## THE REQUEST
Reproduce the following material exactly, including every line.

## ENTRIES
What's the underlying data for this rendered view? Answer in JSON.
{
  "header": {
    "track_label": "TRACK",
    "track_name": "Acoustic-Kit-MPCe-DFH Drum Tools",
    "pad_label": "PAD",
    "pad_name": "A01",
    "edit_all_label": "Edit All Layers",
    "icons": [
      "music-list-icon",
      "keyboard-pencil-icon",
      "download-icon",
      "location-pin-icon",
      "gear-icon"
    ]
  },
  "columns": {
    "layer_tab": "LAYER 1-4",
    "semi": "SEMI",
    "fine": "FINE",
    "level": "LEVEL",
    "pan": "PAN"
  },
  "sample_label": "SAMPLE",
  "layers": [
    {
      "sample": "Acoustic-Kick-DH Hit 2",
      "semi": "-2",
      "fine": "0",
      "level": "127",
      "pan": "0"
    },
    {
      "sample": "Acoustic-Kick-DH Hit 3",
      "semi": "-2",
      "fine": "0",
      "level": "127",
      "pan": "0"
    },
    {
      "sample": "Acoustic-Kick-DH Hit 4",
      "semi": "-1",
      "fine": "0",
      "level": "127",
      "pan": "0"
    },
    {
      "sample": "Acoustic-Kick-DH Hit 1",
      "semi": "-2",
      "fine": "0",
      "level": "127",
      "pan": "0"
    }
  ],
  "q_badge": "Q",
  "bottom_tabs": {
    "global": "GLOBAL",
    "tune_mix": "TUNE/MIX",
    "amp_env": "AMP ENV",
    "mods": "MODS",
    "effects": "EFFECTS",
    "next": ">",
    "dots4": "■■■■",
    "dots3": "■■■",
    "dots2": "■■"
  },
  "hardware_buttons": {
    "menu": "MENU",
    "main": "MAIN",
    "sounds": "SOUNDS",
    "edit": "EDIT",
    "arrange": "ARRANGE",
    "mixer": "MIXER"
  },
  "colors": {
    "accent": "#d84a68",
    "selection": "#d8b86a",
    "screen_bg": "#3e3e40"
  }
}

## SOLVED PROBLEM
What's the underlying data for this rendered view? Answer in JSON.
{
  "header": {
    "track_label": "TRACK",
    "track_name": "Acoustic-Kit-MPCe-DFH Drum Tools",
    "pad_label": "PAD",
    "pad_name": "A01",
    "edit_all_label": "Edit All Layers",
    "icons": [
      "music-list-icon",
      "keyboard-pencil-icon",
      "download-icon",
      "location-pin-icon",
      "gear-icon"
    ]
  },
  "columns": {
    "layer_tab": "LAYER 1-4",
    "semi": "SEMI",
    "fine": "FINE",
    "level": "LEVEL",
    "pan": "PAN"
  },
  "sample_label": "SAMPLE",
  "layers": [
    {
      "sample": "Acoustic-Kick-DH Hit 2",
      "semi": "-2",
      "fine": "0",
      "level": "127",
      "pan": "0"
    },
    {
      "sample": "Acoustic-Kick-DH Hit 3",
      "semi": "-2",
      "fine": "0",
      "level": "127",
      "pan": "0"
    },
    {
      "sample": "Acoustic-Kick-DH Hit 4",
      "semi": "-1",
      "fine": "0",
      "level": "127",
      "pan": "0"
    },
    {
      "sample": "Acoustic-Kick-DH Hit 1",
      "semi": "-2",
      "fine": "0",
      "level": "127",
      "pan": "0"
    }
  ],
  "q_badge": "Q",
  "bottom_tabs": {
    "global": "GLOBAL",
    "tune_mix": "TUNE/MIX",
    "amp_env": "AMP ENV",
    "mods": "MODS",
    "effects": "EFFECTS",
    "next": ">",
    "dots4": "■■■■",
    "dots3": "■■■",
    "dots2": "■■"
  },
  "hardware_buttons": {
    "menu": "MENU",
    "main": "MAIN",
    "sounds": "SOUNDS",
    "edit": "EDIT",
    "arrange": "ARRANGE",
    "mixer": "MIXER"
  },
  "colors": {
    "accent": "#d84a68",
    "selection": "#d8b86a",
    "screen_bg": "#3e3e40"
  }
}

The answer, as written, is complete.